#### [Set task]
Note each line of the listing that contains the string "image", and copy it.

#### [Records supplied]
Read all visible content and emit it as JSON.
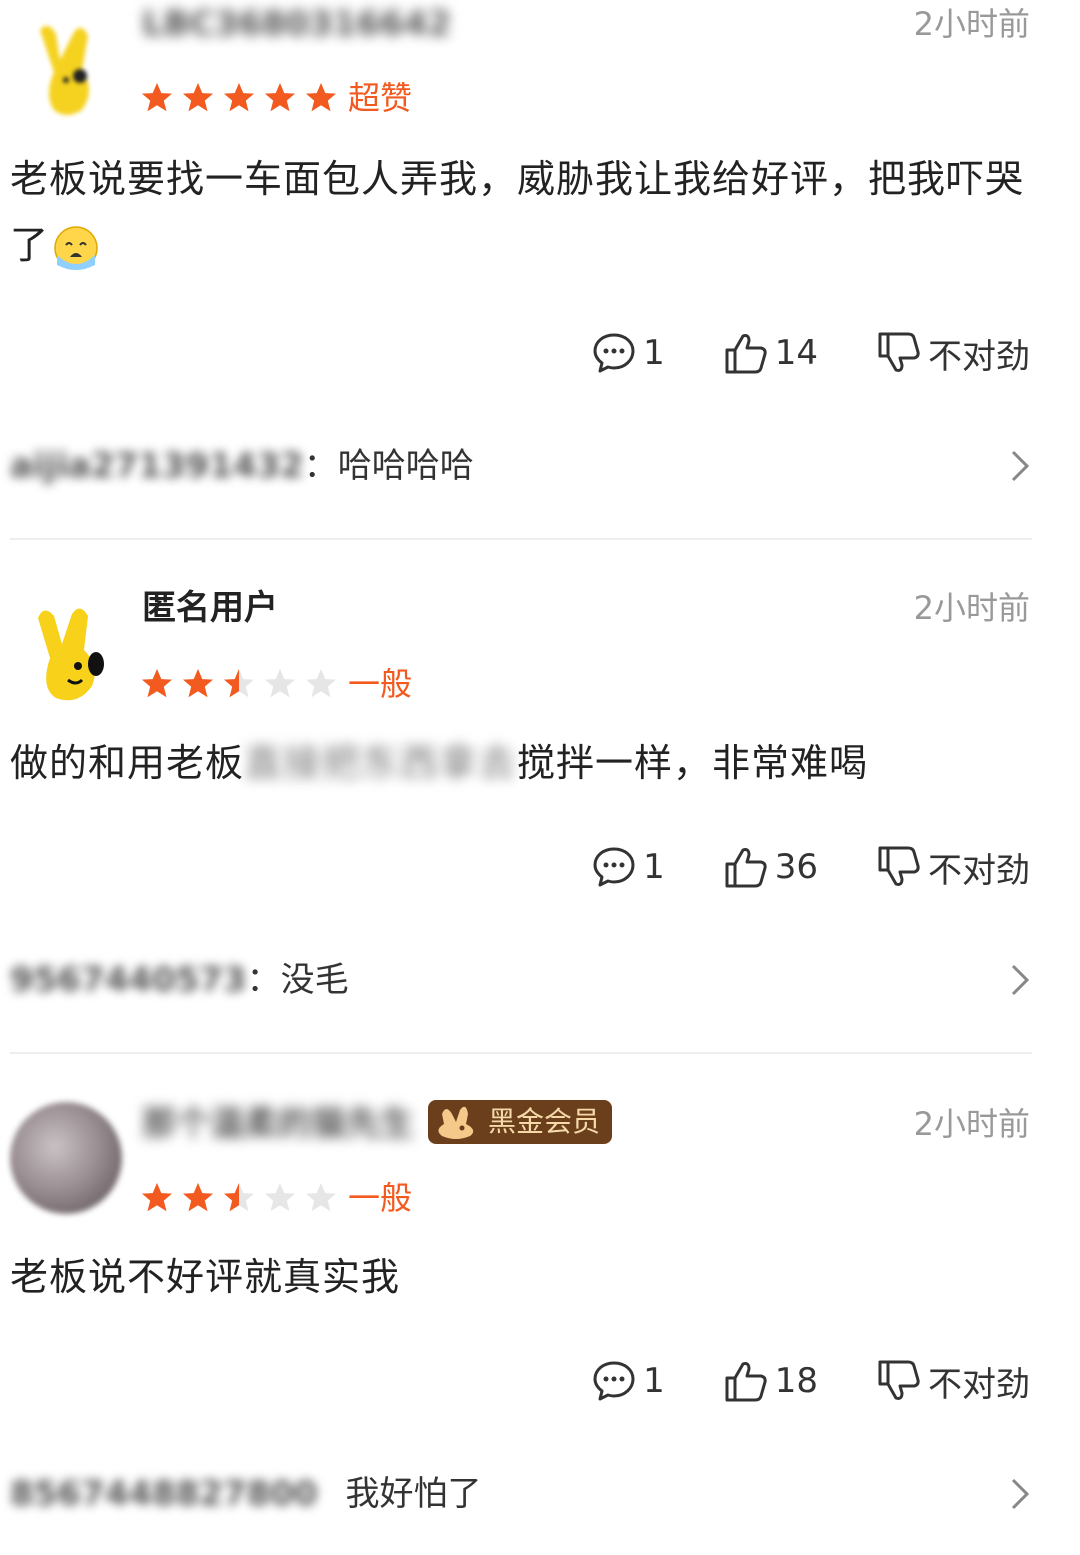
{
  "reviews": [
    {
      "username": "LBC3680316642",
      "badge": "",
      "time": "2小时前",
      "rating": 5,
      "rating_label": "超赞",
      "content": "老板说要找一车面包人弄我，威胁我让我给好评，把我吓哭了",
      "emoji": "crying-face",
      "comments": "1",
      "likes": "14",
      "dislike_label": "不对劲",
      "reply": {
        "name": "aijia271391432",
        "sep": "：",
        "text": "哈哈哈哈"
      }
    },
    {
      "username": "匿名用户",
      "time": "2小时前",
      "rating": 2.5,
      "rating_label": "一般",
      "content_a": "做的和用老板",
      "content_blur": "直接把东西拿去",
      "content_b": "搅拌一样，非常难喝",
      "comments": "1",
      "likes": "36",
      "dislike_label": "不对劲",
      "reply": {
        "name": "9567440573",
        "sep": "：",
        "text": "没毛"
      }
    },
    {
      "username": "那个温柔的猫先生",
      "badge": "黑金会员",
      "time": "2小时前",
      "rating": 2.5,
      "rating_label": "一般",
      "content": "老板说不好评就真实我",
      "comments": "1",
      "likes": "18",
      "dislike_label": "不对劲",
      "reply": {
        "name": "8567448827800",
        "sep": "",
        "text": "我好怕了"
      }
    }
  ],
  "colors": {
    "star_on": "#f25a1f",
    "star_off": "#e6e6e6",
    "accent": "#f25a1f",
    "badge_bg": "#6b3f1c"
  },
  "icons": [
    "comment-icon",
    "thumbs-up-icon",
    "thumbs-down-icon",
    "chevron-right-icon",
    "star-icon",
    "crying-face-emoji",
    "rabbit-badge-icon"
  ]
}
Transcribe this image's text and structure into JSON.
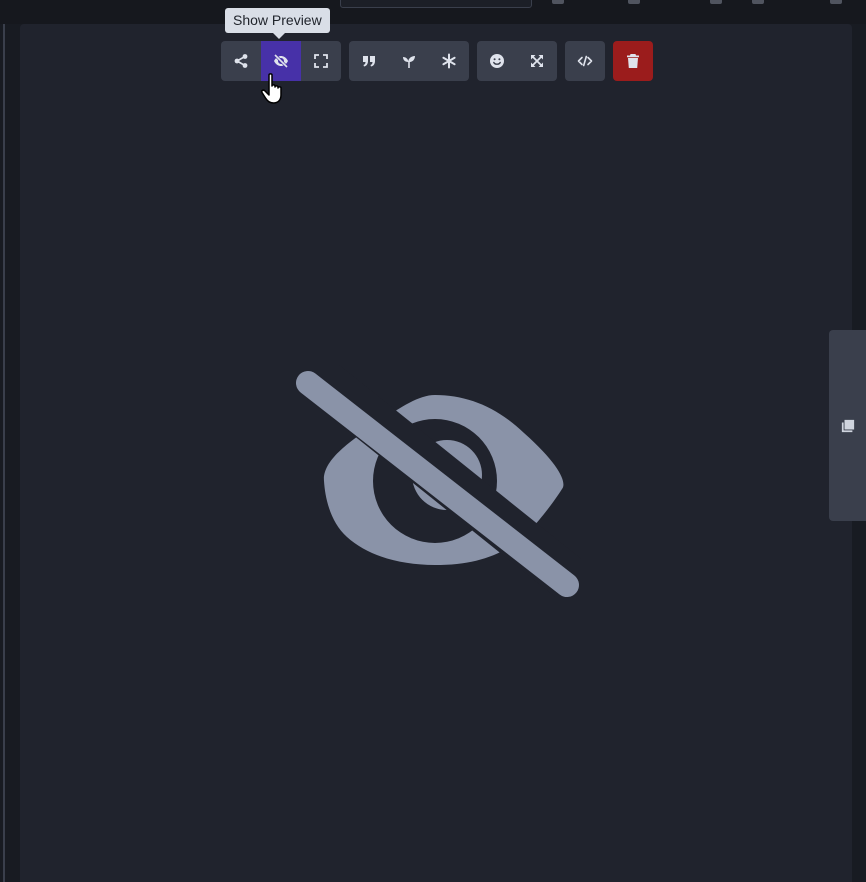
{
  "tooltip": {
    "text": "Show Preview"
  },
  "toolbar": {
    "groups": [
      {
        "buttons": [
          {
            "icon": "share-icon",
            "active": false
          },
          {
            "icon": "eye-slash-icon",
            "active": true
          },
          {
            "icon": "expand-icon",
            "active": false
          }
        ]
      },
      {
        "buttons": [
          {
            "icon": "quote-icon",
            "active": false
          },
          {
            "icon": "seedling-icon",
            "active": false
          },
          {
            "icon": "asterisk-icon",
            "active": false
          }
        ]
      },
      {
        "buttons": [
          {
            "icon": "smile-icon",
            "active": false
          },
          {
            "icon": "arrows-expand-icon",
            "active": false
          }
        ]
      },
      {
        "buttons": [
          {
            "icon": "code-icon",
            "active": false
          }
        ]
      },
      {
        "buttons": [
          {
            "icon": "trash-icon",
            "active": false,
            "danger": true
          }
        ]
      }
    ]
  },
  "preview": {
    "placeholder_icon": "eye-slash-icon"
  },
  "side_tab": {
    "icon": "image-icon"
  },
  "colors": {
    "panel": "#20232d",
    "button": "#3a3f4c",
    "active": "#4731a8",
    "danger": "#9b1c1c",
    "icon_muted": "#8a93a8"
  }
}
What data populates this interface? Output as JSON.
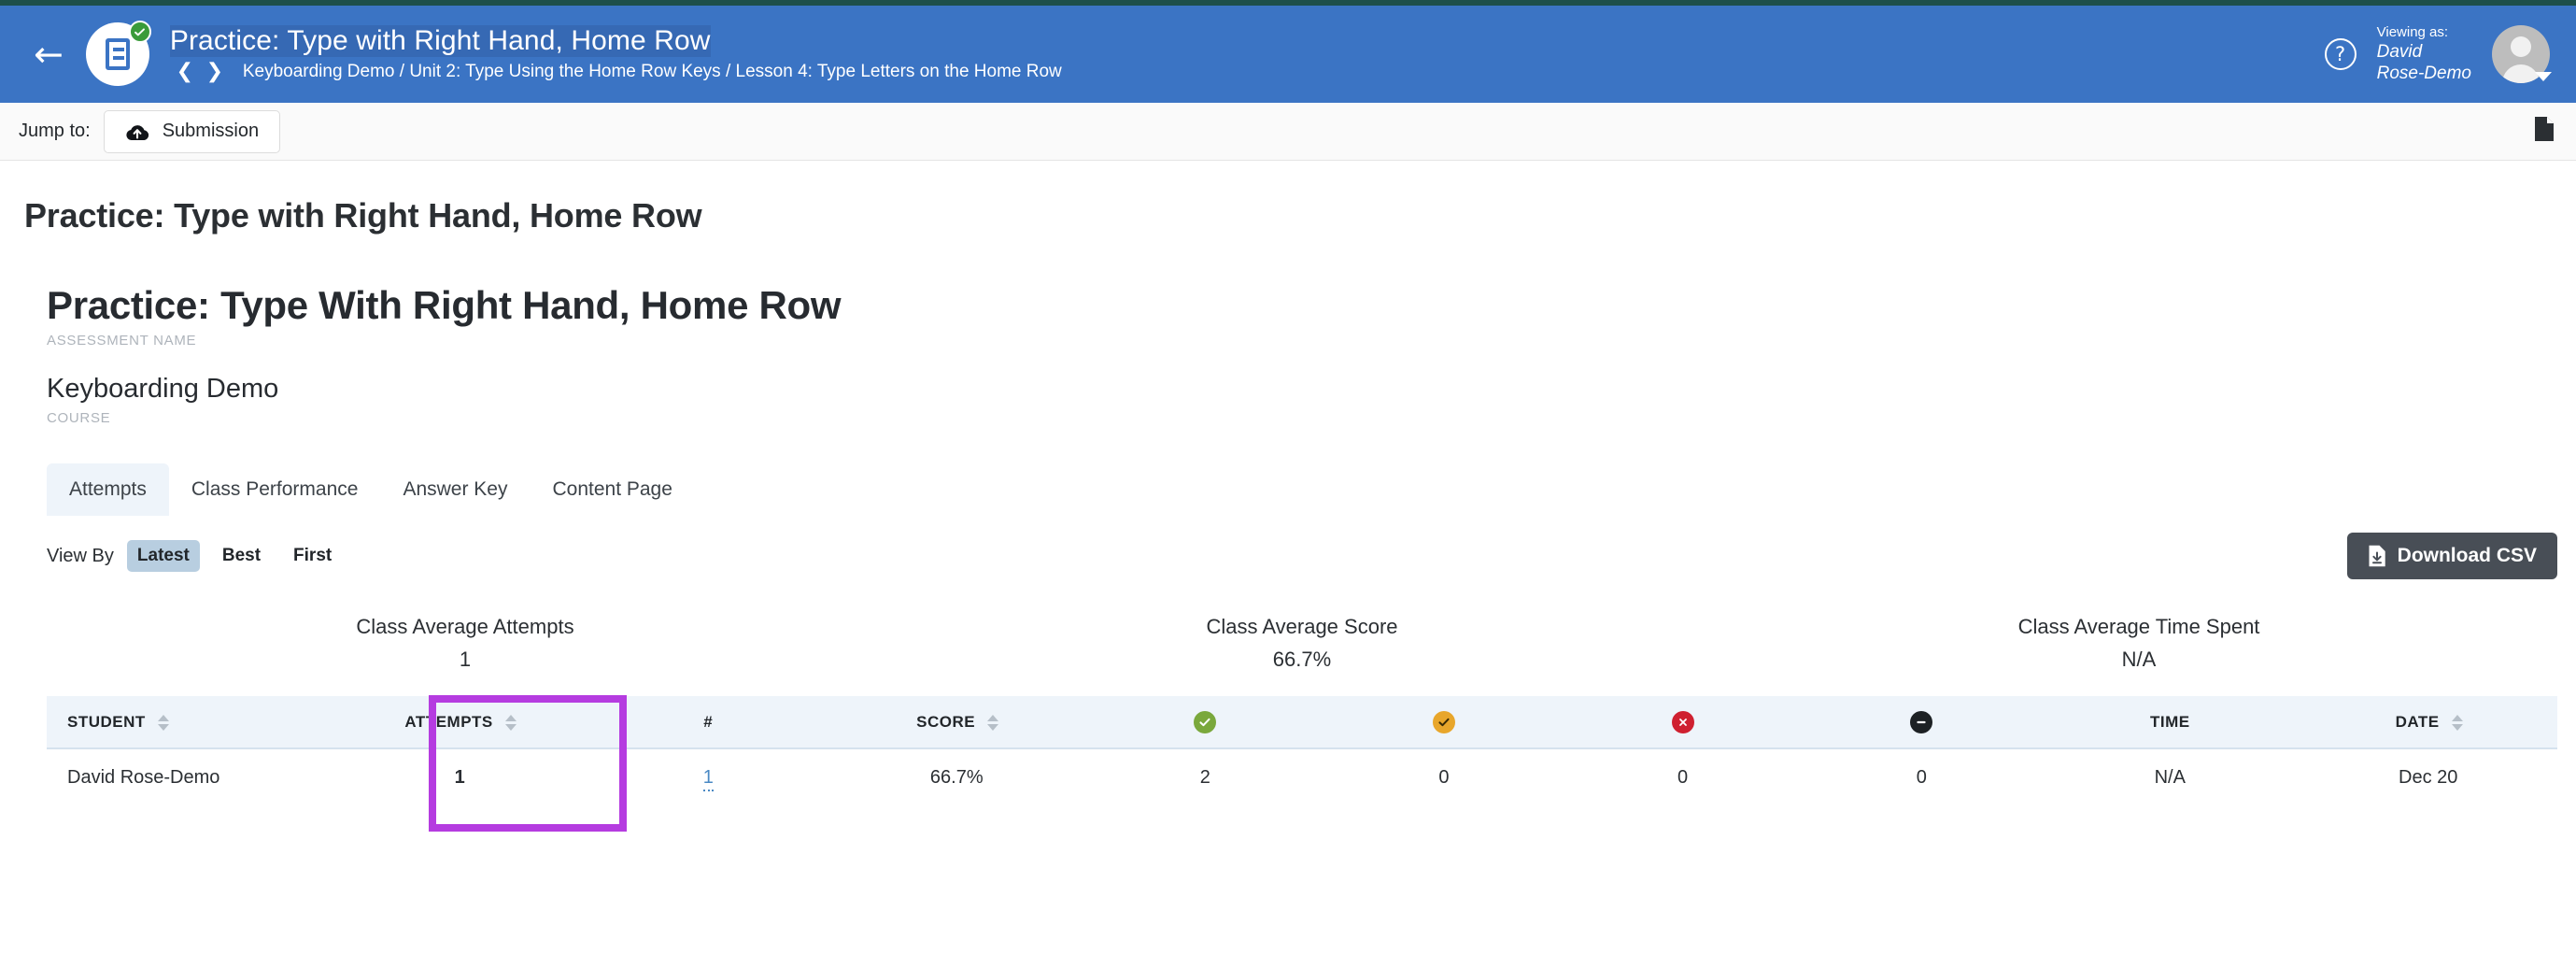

#### [Answer to this exercise]
Transcribe this image's text and structure into JSON.
    "icon": "image-icon"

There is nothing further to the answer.